--- What the task asks ---
Restate the entries word for word, omitting nothing.

--- Supplied entries ---
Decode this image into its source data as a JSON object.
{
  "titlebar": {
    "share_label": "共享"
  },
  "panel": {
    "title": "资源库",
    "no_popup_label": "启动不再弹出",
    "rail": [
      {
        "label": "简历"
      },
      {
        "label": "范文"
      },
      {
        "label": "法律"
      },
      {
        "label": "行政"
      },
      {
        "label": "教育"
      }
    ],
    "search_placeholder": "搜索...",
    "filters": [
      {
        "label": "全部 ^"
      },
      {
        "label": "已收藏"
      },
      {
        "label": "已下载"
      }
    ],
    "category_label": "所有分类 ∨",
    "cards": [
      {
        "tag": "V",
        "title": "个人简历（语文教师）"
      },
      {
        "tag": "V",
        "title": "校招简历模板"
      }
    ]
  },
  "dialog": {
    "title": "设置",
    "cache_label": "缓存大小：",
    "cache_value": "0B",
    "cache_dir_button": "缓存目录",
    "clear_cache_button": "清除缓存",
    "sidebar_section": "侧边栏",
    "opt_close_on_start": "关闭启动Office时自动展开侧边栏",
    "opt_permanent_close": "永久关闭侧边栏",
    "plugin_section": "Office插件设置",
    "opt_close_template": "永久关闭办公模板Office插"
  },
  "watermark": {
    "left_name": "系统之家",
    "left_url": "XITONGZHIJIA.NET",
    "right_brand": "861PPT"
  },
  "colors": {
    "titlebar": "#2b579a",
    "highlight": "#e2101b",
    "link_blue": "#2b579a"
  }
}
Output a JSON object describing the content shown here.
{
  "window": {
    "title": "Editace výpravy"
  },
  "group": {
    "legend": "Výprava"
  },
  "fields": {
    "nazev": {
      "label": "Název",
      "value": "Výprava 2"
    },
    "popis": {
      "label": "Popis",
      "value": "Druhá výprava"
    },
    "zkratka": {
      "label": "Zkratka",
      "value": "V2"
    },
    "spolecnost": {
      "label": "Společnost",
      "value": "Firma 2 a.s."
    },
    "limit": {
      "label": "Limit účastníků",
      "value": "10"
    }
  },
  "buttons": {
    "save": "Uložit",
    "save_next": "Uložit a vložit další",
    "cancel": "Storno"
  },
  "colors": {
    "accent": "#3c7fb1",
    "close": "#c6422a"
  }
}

--- Output below ---
Decode this image into its source data as a JSON object.
{
  "titlebar": {
    "share_label": "共享"
  },
  "panel": {
    "title": "资源库",
    "no_popup_label": "启动不再弹出",
    "rail": [
      {
        "label": "简历"
      },
      {
        "label": "范文"
      },
      {
        "label": "法律"
      },
      {
        "label": "行政"
      },
      {
        "label": "教育"
      }
    ],
    "search_placeholder": "搜索...",
    "filters": [
      {
        "label": "全部 ^"
      },
      {
        "label": "已收藏"
      },
      {
        "label": "已下载"
      }
    ],
    "category_label": "所有分类 ∨",
    "cards": [
      {
        "tag": "V",
        "title": "个人简历（语文教师）"
      },
      {
        "tag": "V",
        "title": "校招简历模板"
      }
    ]
  },
  "dialog": {
    "title": "设置",
    "cache_label": "缓存大小：",
    "cache_value": "0B",
    "cache_dir_button": "缓存目录",
    "clear_cache_button": "清除缓存",
    "sidebar_section": "侧边栏",
    "opt_close_on_start": "关闭启动Office时自动展开侧边栏",
    "opt_permanent_close": "永久关闭侧边栏",
    "plugin_section": "Office插件设置",
    "opt_close_template": "永久关闭办公模板Office插"
  },
  "watermark": {
    "left_name": "系统之家",
    "left_url": "XITONGZHIJIA.NET",
    "right_brand": "861PPT"
  },
  "colors": {
    "titlebar": "#2b579a",
    "highlight": "#e2101b",
    "link_blue": "#2b579a"
  }
}
Output a JSON object describing the content shown here.
{
  "window": {
    "title": "Editace výpravy"
  },
  "group": {
    "legend": "Výprava"
  },
  "fields": {
    "nazev": {
      "label": "Název",
      "value": "Výprava 2"
    },
    "popis": {
      "label": "Popis",
      "value": "Druhá výprava"
    },
    "zkratka": {
      "label": "Zkratka",
      "value": "V2"
    },
    "spolecnost": {
      "label": "Společnost",
      "value": "Firma 2 a.s."
    },
    "limit": {
      "label": "Limit účastníků",
      "value": "10"
    }
  },
  "buttons": {
    "save": "Uložit",
    "save_next": "Uložit a vložit další",
    "cancel": "Storno"
  },
  "colors": {
    "accent": "#3c7fb1",
    "close": "#c6422a"
  }
}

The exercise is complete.